TEXTE PRÉSENTÉ:
○ ○ ○

Première organisation patronale à réagir, la Fédération des industriels (Fedil) comprend difficilement pourquoi l’État ne s’est pas imposé davantage de restrictions dans ses dépenses. « À l’image des entreprises, qui sont obligées de revoir leur budget pour les années 2009 et 2010 vers le bas et de réduire leurs frais de fonctionnement, y compris les frais de personnel, l’État aurait, dans le cadre du budget 2010, pu faire preuve de sa capacité de faire des économies et d’adapter son train de vie à une situation financière des plus délicates ». Aucune organisation patronale n’avait encore poussé de cris d’orfraie, au moment où cette édition était mise sous presse, au sujet du rétablissement de l’indexation dans son intégralité. Pas osé ? 

Les dépenses de l’État augmentent de l’ordre de six pour cent tandis que les recettes fiscales (- 9 p.c. à 8,46 milliards) fondent comme la neige au soleil. Cette disette des rentrées va obliger le gouvernement à solliciter une nouvelle fois le marché de capitaux pour emprunter 1,8 milliard d’euros. Du coup, le déficit public va se creuser au-delà de ce que l’orthodoxie maastrichtienne prévoit : 4,4 pour cent du PIB, alors que le traité prévoit un maximum de trois pour cent. Ce qui constitue quand même une performance relative dans la zone euro, que le grand-duché doit partager avec Malte, également à - 4,4 pour cent de déficit. Les quatorze autres partenaires de l’eurozone affichant un solde largement plus négatif, la moyenne étant de - 6,4 pour cent et de - 7,6 pour l’ensemble des pays de l’Union européenne. 

Reste que la dette de l’administration publique (7,182 milliards au total, soit 19,8 pour cent du PIB) coûte cher au gouvernement – 129 millions en intérêts l’année prochaine contre 39 en 2009 et 29 un an plus tôt – , surtout après le sauvetage du secteur bancaire et ses interventions financières dans le capital de BGL et pour garantir l’accès aux marchés des capitaux à Dexia-Bil. Si par ailleurs le gouvernement a renouvelé sa garantie à la doyenne des banques pour un an de plus (avec la possibilité de proroger le coup de pouce jusqu’en 2014), il en a en revanche revu à la baisse le montant, de 4,5 à trois milliards d’euros.

○ ○ ○

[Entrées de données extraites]
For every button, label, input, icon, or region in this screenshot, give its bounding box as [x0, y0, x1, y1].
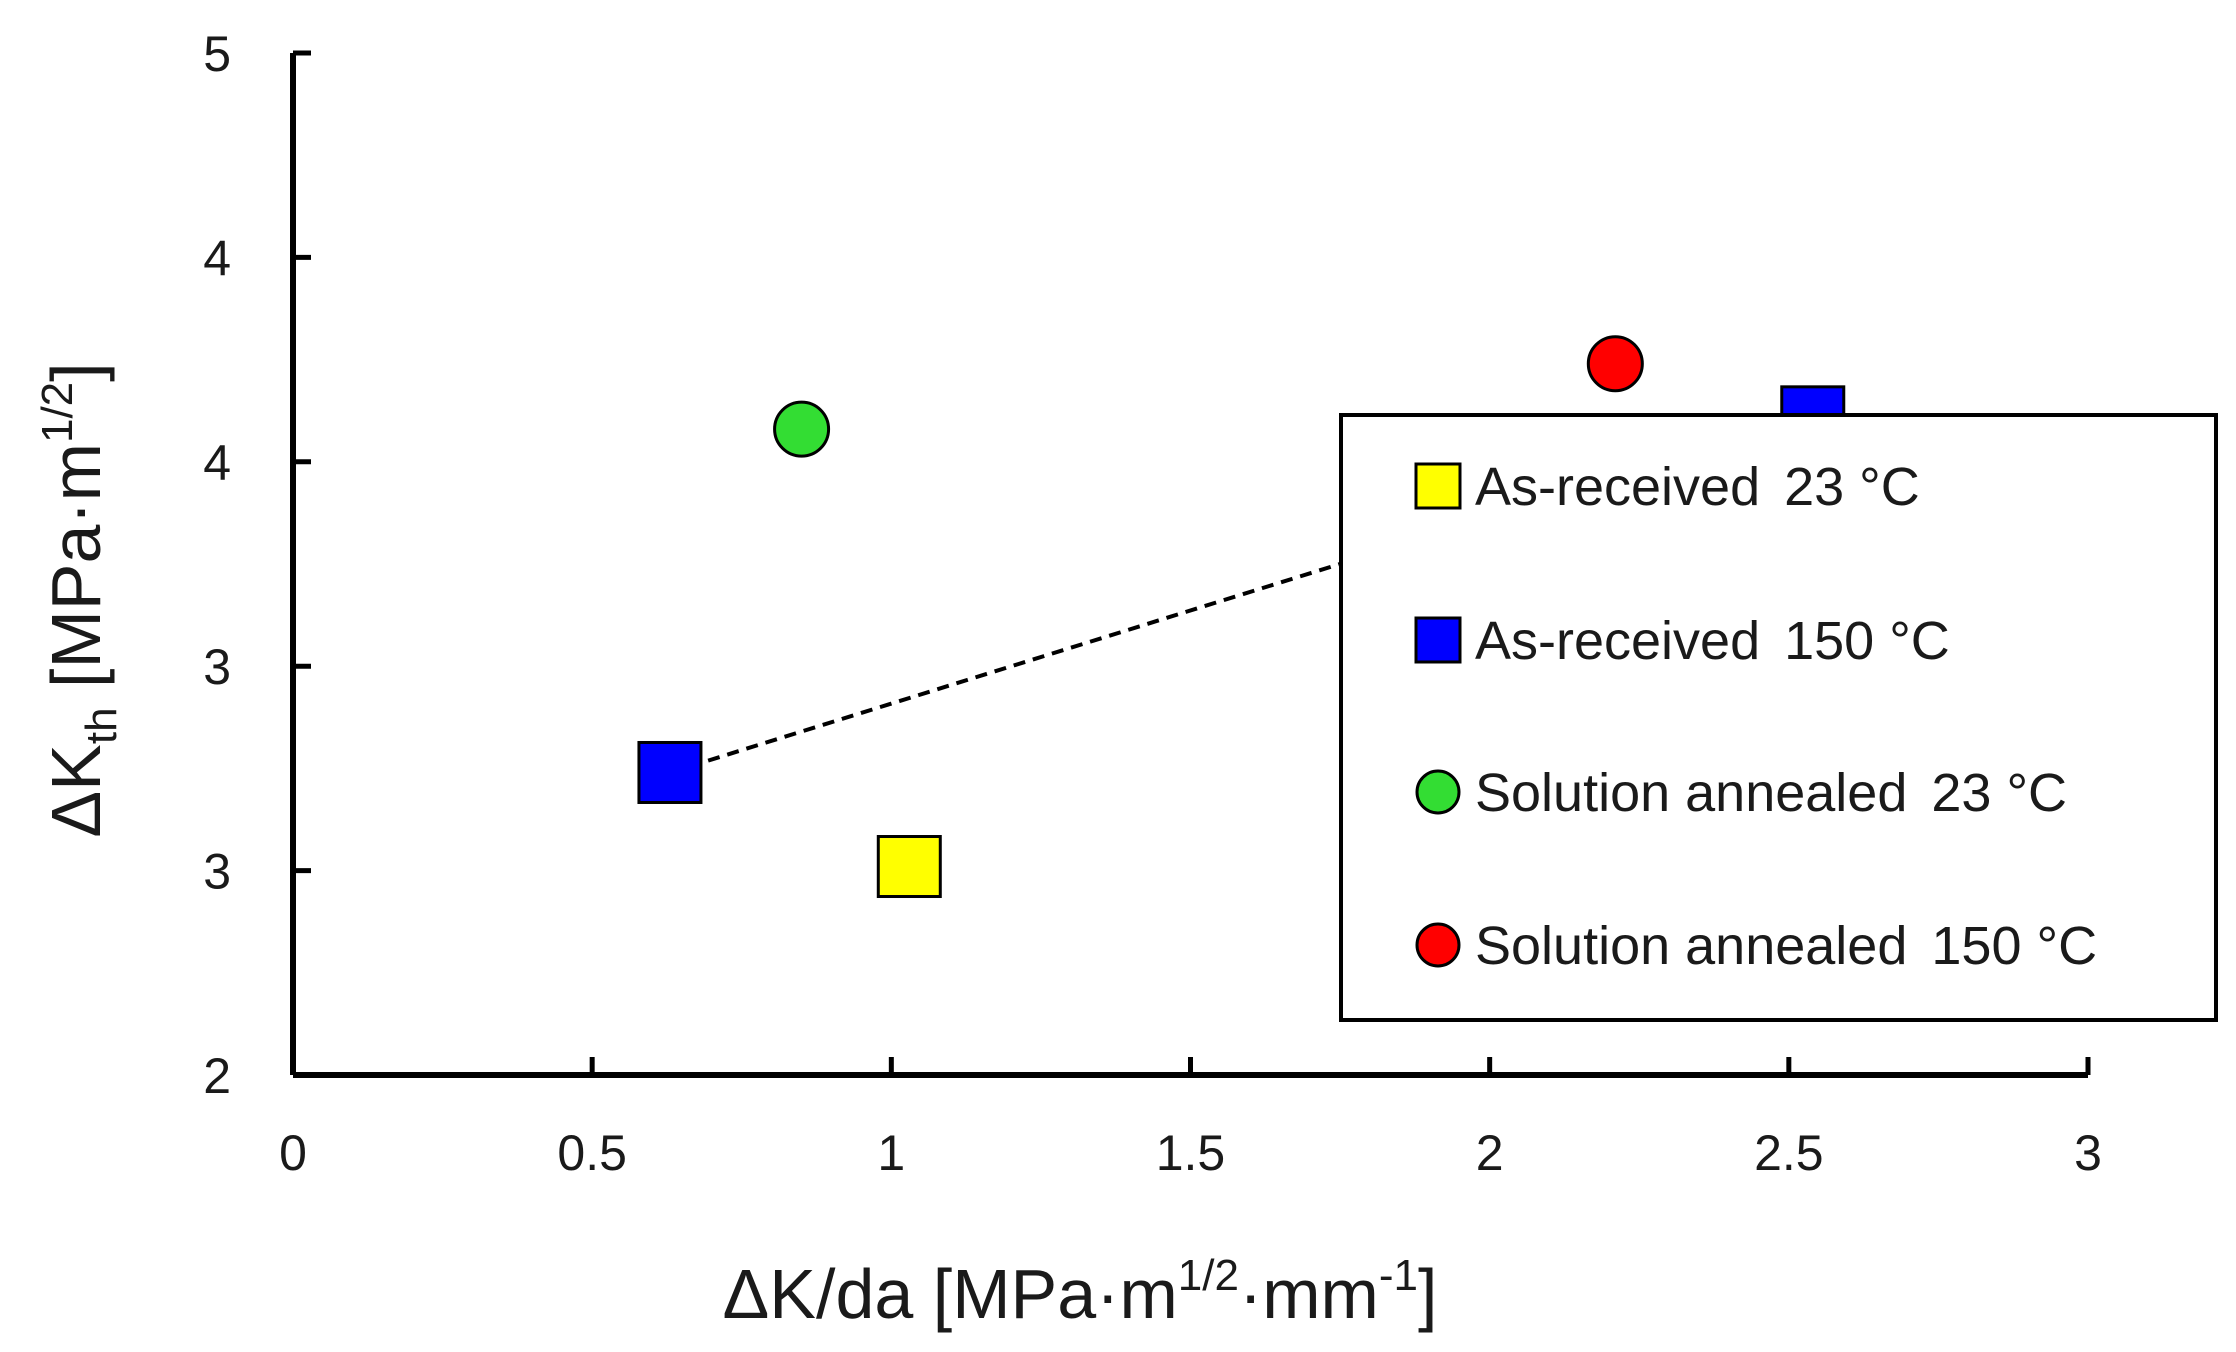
data-point-square	[876, 835, 942, 899]
legend-marker-circle	[1415, 922, 1461, 968]
data-point-circle	[773, 400, 831, 458]
x-tick-label: 2	[1476, 1125, 1504, 1181]
x-tick-label: 0.5	[557, 1125, 627, 1181]
legend-series-temp: 150 °C	[1931, 916, 2097, 976]
legend-label: Solution annealed 23 °C	[1475, 763, 2067, 823]
legend-label: As-received 150 °C	[1475, 611, 1950, 671]
y-tick-label: 3	[203, 844, 231, 900]
legend-label: Solution annealed 150 °C	[1475, 916, 2097, 976]
x-tick-label: 1.5	[1156, 1125, 1226, 1181]
legend-series-name: As-received	[1475, 611, 1760, 671]
legend-series-name: Solution annealed	[1475, 916, 1907, 976]
legend-series-temp: 150 °C	[1784, 611, 1950, 671]
legend-marker-square	[1414, 616, 1462, 664]
y-tick-label: 4	[203, 230, 231, 286]
x-tick-label: 3	[2074, 1125, 2102, 1181]
legend-series-temp: 23 °C	[1931, 763, 2067, 823]
y-tick-label: 2	[203, 1048, 231, 1104]
legend-series-name: As-received	[1475, 457, 1760, 517]
x-axis-title: ΔK/da [MPa·m1/2·mm-1]	[723, 1251, 1438, 1333]
x-tick-label: 1	[877, 1125, 905, 1181]
data-point-circle	[1586, 335, 1644, 393]
ticks: 0 0.5 1 1.5 2 2.5 3 2 3 3 4 4 5	[203, 26, 2102, 1181]
legend-marker-square	[1414, 462, 1462, 510]
legend-series-temp: 23 °C	[1784, 457, 1920, 517]
legend: As-received 23 °CAs-received 150 °CSolutio…	[1339, 413, 2218, 1022]
x-tick-label: 2.5	[1754, 1125, 1824, 1181]
x-tick-label: 0	[279, 1125, 307, 1181]
legend-items: As-received 23 °CAs-received 150 °CSolutio…	[1414, 457, 2097, 976]
legend-label: As-received 23 °C	[1475, 457, 1920, 517]
y-tick-label: 3	[203, 639, 231, 695]
legend-marker-circle	[1415, 769, 1461, 815]
data-point-square	[637, 740, 703, 804]
y-axis-title: ΔKth [MPa·m1/2]	[33, 362, 126, 837]
y-tick-label: 4	[203, 435, 231, 491]
y-tick-label: 5	[203, 26, 231, 82]
legend-series-name: Solution annealed	[1475, 763, 1907, 823]
legend-box	[1339, 413, 2218, 1022]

○ ○ ○

ÉNONCÉ:
Répondez à ces questions sur le texte consacré au budget 2010 de l'État :
1. Quelle organisation patronale a réagi la première ?
2. Quel montant le gouvernement va-t-il emprunter sur le marché de capitaux ?
3. Combien la dette coûtera-t-elle en intérêts l'année prochaine ?

SOLUTION:
1. La Fédération des industriels (Fedil).
2. 1,8 milliard d'euros.
3. 129 millions.